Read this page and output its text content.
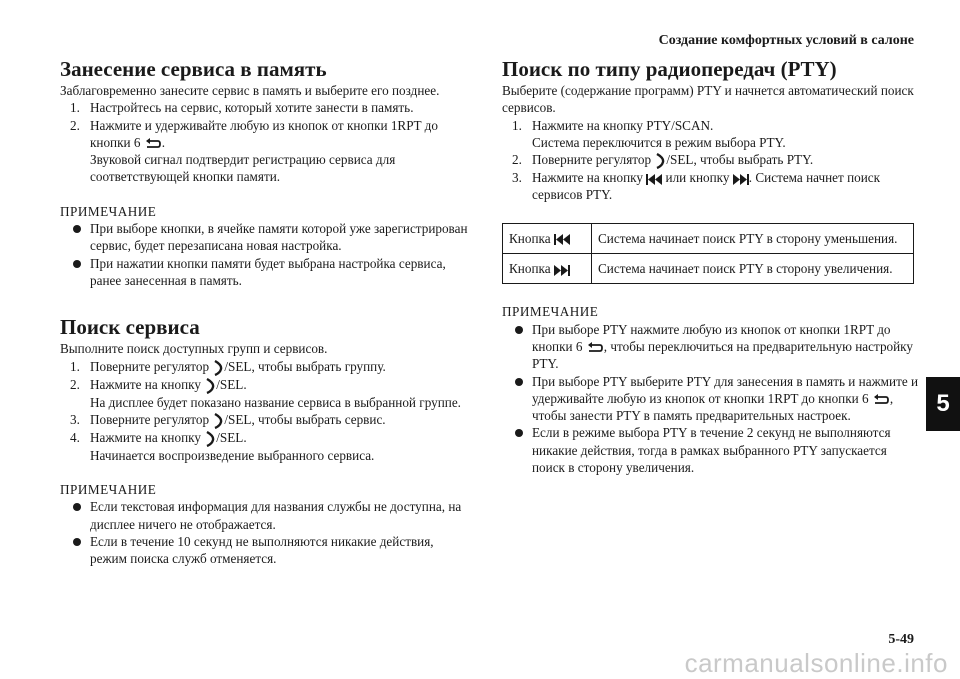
Создание комфортных условий в салоне
5
5-49
carmanualsonline.info
Занесение сервиса в память

Заблаговременно занесите сервис в память и выберите его позднее.

1. Настройтесь на сервис, который хотите занести в память.
2. Нажмите и удерживайте любую из кнопок от кнопки 1RPT до
кнопки 6 .
Звуковой сигнал подтвердит регистрацию сервиса для соответствующей кнопки памяти.

ПРИМЕЧАНИЕ

При выборе кнопки, в ячейке памяти которой уже зарегистрирован сервис, будет перезаписана новая настройка.
При нажатии кнопки памяти будет выбрана настройка сервиса, ранее занесенная в память.
Поиск сервиса

Выполните поиск доступных групп и сервисов.

1. Поверните регулятор /SEL, чтобы выбрать группу.
2. Нажмите на кнопку /SEL.
На дисплее будет показано название сервиса в выбранной группе.
3. Поверните регулятор /SEL, чтобы выбрать сервис.
4. Нажмите на кнопку /SEL.
Начинается воспроизведение выбранного сервиса.

ПРИМЕЧАНИЕ

Если текстовая информация для названия службы не доступна, на дисплее ничего не отображается.
Если в течение 10 секунд не выполняются никакие действия, режим поиска служб отменяется.
Поиск по типу радиопередач (PTY)

Выберите (содержание программ) PTY и начнется автоматический поиск сервисов.

1. Нажмите на кнопку PTY/SCAN.
Система переключится в режим выбора PTY.
2. Поверните регулятор /SEL, чтобы выбрать PTY.
3. Нажмите на кнопку или кнопку . Система начнет поиск сервисов PTY.
Кнопка	Система начинает поиск PTY в сторону уменьшения.
Кнопка	Система начинает поиск PTY в сторону увеличения.

ПРИМЕЧАНИЕ

При выборе PTY нажмите любую из кнопок от кнопки 1RPT до кнопки 6 , чтобы переключиться на предварительную настройку PTY.
При выборе PTY выберите PTY для занесения в память и нажмите и удерживайте любую из кнопок от кнопки 1RPT до кнопки 6 , чтобы занести PTY в память предварительных настроек.
Если в режиме выбора PTY в течение 2 секунд не выполняются никакие действия, тогда в рамках выбранного PTY запускается поиск в сторону увеличения.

------------------------------------

Ignore the images and quote every line of the listing exactly.

*The response*
Read this page and output its text content.
Создание комфортных условий в салоне
5
5-49
carmanualsonline.info
Занесение сервиса в память

Заблаговременно занесите сервис в память и выберите его позднее.

1. Настройтесь на сервис, который хотите занести в память.
2. Нажмите и удерживайте любую из кнопок от кнопки 1RPT до
кнопки 6 .
Звуковой сигнал подтвердит регистрацию сервиса для соответствующей кнопки памяти.

ПРИМЕЧАНИЕ

При выборе кнопки, в ячейке памяти которой уже зарегистрирован сервис, будет перезаписана новая настройка.
При нажатии кнопки памяти будет выбрана настройка сервиса, ранее занесенная в память.
Поиск сервиса

Выполните поиск доступных групп и сервисов.

1. Поверните регулятор /SEL, чтобы выбрать группу.
2. Нажмите на кнопку /SEL.
На дисплее будет показано название сервиса в выбранной группе.
3. Поверните регулятор /SEL, чтобы выбрать сервис.
4. Нажмите на кнопку /SEL.
Начинается воспроизведение выбранного сервиса.

ПРИМЕЧАНИЕ

Если текстовая информация для названия службы не доступна, на дисплее ничего не отображается.
Если в течение 10 секунд не выполняются никакие действия, режим поиска служб отменяется.
Поиск по типу радиопередач (PTY)

Выберите (содержание программ) PTY и начнется автоматический поиск сервисов.

1. Нажмите на кнопку PTY/SCAN.
Система переключится в режим выбора PTY.
2. Поверните регулятор /SEL, чтобы выбрать PTY.
3. Нажмите на кнопку или кнопку . Система начнет поиск сервисов PTY.
Кнопка	Система начинает поиск PTY в сторону уменьшения.
Кнопка	Система начинает поиск PTY в сторону увеличения.

ПРИМЕЧАНИЕ

При выборе PTY нажмите любую из кнопок от кнопки 1RPT до кнопки 6 , чтобы переключиться на предварительную настройку PTY.
При выборе PTY выберите PTY для занесения в память и нажмите и удерживайте любую из кнопок от кнопки 1RPT до кнопки 6 , чтобы занести PTY в память предварительных настроек.
Если в режиме выбора PTY в течение 2 секунд не выполняются никакие действия, тогда в рамках выбранного PTY запускается поиск в сторону увеличения.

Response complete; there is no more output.